## What to produce
Reproduce all entries word for word.

:: Dataset excerpts

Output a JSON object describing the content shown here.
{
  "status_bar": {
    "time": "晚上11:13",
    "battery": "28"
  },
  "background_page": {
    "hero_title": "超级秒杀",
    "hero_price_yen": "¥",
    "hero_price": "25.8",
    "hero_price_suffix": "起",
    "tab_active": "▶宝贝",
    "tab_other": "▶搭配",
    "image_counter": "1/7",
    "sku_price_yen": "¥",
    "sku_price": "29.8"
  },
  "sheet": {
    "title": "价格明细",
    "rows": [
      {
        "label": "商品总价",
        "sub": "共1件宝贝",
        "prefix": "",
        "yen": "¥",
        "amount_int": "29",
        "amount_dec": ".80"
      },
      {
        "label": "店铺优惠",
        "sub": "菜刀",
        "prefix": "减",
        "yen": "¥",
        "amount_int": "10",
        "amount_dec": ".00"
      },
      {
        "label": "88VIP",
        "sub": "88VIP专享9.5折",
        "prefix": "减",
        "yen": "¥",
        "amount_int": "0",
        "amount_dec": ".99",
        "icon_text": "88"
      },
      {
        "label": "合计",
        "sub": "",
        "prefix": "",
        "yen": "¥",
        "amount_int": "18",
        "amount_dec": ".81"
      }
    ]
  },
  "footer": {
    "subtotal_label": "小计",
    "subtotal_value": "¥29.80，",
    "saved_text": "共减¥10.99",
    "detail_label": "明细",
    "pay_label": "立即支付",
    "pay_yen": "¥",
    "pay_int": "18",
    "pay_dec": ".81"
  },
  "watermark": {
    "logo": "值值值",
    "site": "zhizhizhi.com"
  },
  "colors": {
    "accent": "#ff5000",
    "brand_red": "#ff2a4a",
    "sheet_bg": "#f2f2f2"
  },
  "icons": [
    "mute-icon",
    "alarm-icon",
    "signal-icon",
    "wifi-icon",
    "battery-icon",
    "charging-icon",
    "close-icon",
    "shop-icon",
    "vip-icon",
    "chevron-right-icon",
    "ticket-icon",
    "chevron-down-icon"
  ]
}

::::

## Full output
Output a JSON object describing the content shown here.
{
  "status_bar": {
    "time": "晚上11:13",
    "battery": "28"
  },
  "background_page": {
    "hero_title": "超级秒杀",
    "hero_price_yen": "¥",
    "hero_price": "25.8",
    "hero_price_suffix": "起",
    "tab_active": "▶宝贝",
    "tab_other": "▶搭配",
    "image_counter": "1/7",
    "sku_price_yen": "¥",
    "sku_price": "29.8"
  },
  "sheet": {
    "title": "价格明细",
    "rows": [
      {
        "label": "商品总价",
        "sub": "共1件宝贝",
        "prefix": "",
        "yen": "¥",
        "amount_int": "29",
        "amount_dec": ".80"
      },
      {
        "label": "店铺优惠",
        "sub": "菜刀",
        "prefix": "减",
        "yen": "¥",
        "amount_int": "10",
        "amount_dec": ".00"
      },
      {
        "label": "88VIP",
        "sub": "88VIP专享9.5折",
        "prefix": "减",
        "yen": "¥",
        "amount_int": "0",
        "amount_dec": ".99",
        "icon_text": "88"
      },
      {
        "label": "合计",
        "sub": "",
        "prefix": "",
        "yen": "¥",
        "amount_int": "18",
        "amount_dec": ".81"
      }
    ]
  },
  "footer": {
    "subtotal_label": "小计",
    "subtotal_value": "¥29.80，",
    "saved_text": "共减¥10.99",
    "detail_label": "明细",
    "pay_label": "立即支付",
    "pay_yen": "¥",
    "pay_int": "18",
    "pay_dec": ".81"
  },
  "watermark": {
    "logo": "值值值",
    "site": "zhizhizhi.com"
  },
  "colors": {
    "accent": "#ff5000",
    "brand_red": "#ff2a4a",
    "sheet_bg": "#f2f2f2"
  },
  "icons": [
    "mute-icon",
    "alarm-icon",
    "signal-icon",
    "wifi-icon",
    "battery-icon",
    "charging-icon",
    "close-icon",
    "shop-icon",
    "vip-icon",
    "chevron-right-icon",
    "ticket-icon",
    "chevron-down-icon"
  ]
}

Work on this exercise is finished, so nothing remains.